WHAT YOU WILL DO.
Note each line of the listing that contains the string "this", and copy it.

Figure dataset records
......

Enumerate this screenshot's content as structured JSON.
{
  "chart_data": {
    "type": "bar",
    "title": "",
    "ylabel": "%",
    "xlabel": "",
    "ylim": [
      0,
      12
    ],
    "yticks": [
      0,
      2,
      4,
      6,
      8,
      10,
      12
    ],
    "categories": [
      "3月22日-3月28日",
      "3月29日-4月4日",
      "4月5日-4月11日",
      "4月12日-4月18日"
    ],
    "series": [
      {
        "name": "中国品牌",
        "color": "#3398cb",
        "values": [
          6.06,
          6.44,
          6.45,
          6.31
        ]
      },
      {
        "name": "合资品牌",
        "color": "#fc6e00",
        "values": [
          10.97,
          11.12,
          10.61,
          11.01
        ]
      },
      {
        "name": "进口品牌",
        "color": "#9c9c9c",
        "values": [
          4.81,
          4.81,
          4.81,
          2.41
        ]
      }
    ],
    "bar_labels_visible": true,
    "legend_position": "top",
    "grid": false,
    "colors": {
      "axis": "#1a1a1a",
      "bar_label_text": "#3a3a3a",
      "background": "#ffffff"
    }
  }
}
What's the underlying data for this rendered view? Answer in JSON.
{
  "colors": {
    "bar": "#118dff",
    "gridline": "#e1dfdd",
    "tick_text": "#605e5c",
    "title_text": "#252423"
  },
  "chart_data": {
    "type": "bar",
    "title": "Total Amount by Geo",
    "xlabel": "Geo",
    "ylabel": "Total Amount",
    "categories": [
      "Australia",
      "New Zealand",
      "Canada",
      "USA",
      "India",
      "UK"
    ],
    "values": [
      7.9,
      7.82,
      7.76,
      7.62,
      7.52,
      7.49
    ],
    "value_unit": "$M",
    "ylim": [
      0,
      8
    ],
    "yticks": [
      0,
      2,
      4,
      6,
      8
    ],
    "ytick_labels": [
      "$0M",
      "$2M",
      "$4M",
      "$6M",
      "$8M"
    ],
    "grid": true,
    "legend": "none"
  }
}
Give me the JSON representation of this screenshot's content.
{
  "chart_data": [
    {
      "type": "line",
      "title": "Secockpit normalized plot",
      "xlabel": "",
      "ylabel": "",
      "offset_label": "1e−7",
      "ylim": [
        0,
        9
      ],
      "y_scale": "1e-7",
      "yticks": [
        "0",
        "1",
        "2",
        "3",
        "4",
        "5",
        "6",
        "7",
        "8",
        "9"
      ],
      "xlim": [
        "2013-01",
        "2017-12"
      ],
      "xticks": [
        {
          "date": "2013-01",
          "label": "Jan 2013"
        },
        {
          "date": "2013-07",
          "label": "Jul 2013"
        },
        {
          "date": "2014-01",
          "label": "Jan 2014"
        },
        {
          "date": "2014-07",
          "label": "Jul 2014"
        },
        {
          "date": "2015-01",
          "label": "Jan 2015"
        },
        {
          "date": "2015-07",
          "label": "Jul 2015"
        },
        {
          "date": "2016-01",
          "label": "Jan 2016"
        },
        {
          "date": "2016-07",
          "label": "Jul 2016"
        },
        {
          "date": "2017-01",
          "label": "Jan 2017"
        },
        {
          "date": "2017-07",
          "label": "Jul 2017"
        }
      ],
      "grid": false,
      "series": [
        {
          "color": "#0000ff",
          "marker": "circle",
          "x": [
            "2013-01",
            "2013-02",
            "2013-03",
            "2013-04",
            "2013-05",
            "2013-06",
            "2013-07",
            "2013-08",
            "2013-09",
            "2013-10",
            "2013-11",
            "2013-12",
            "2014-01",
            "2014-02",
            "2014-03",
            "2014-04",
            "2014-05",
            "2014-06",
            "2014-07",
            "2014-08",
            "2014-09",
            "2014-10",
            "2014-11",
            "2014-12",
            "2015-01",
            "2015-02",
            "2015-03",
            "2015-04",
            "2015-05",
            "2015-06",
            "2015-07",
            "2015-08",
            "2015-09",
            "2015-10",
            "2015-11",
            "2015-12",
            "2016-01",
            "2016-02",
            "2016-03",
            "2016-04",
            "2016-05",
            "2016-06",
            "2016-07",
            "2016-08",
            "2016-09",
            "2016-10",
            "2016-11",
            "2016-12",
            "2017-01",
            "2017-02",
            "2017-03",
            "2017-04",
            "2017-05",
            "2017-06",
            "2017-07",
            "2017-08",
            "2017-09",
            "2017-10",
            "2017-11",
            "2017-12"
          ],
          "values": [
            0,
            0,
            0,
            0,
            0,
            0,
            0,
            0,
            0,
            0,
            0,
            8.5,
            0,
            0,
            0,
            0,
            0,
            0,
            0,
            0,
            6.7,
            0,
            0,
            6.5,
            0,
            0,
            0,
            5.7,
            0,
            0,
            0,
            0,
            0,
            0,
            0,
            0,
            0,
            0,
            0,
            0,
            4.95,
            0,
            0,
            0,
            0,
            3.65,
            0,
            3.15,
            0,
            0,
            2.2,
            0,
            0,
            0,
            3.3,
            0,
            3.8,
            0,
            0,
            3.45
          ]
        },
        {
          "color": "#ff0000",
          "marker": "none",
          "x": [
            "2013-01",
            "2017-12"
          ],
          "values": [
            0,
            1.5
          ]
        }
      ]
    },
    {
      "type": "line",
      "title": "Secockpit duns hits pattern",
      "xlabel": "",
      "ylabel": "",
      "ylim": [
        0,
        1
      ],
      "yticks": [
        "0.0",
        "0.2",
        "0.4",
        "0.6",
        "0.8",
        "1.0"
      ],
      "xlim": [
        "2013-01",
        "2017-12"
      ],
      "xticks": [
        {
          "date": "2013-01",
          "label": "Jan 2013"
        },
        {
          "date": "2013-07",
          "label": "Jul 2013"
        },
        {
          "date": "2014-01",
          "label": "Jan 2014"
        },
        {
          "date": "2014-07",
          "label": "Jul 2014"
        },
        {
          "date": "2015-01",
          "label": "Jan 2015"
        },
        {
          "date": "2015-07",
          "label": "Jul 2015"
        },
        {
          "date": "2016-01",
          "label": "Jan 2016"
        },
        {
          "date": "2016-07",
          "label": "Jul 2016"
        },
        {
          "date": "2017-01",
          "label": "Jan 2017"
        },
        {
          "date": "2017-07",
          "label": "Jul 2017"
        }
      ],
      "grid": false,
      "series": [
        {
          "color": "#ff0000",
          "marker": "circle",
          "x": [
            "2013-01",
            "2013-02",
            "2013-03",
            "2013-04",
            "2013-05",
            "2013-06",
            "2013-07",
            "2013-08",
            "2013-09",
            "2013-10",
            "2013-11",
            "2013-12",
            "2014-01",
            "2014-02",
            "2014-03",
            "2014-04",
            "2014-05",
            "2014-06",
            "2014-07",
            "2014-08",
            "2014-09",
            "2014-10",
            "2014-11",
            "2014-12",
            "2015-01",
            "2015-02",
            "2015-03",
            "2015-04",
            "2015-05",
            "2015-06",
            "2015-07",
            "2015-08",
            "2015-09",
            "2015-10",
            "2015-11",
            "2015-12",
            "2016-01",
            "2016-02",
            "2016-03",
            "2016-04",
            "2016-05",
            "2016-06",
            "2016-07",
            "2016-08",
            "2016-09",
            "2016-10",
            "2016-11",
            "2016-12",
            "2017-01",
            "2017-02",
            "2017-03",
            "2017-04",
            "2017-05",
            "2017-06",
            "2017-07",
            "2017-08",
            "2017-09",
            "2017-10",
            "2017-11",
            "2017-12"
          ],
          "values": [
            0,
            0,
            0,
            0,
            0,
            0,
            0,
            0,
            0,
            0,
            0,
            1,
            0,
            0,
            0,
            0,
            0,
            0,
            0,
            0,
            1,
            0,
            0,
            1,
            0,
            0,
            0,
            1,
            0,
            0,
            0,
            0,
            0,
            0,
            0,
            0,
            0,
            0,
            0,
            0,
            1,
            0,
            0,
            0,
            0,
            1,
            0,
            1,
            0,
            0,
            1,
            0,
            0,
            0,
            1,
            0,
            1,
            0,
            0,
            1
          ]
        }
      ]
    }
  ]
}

......

COMPLETE OUTPUT.
Enumerate this screenshot's content as structured JSON.
What's the underlying data for this rendered view? Answer in JSON.
Give me the JSON representation of this screenshot's content.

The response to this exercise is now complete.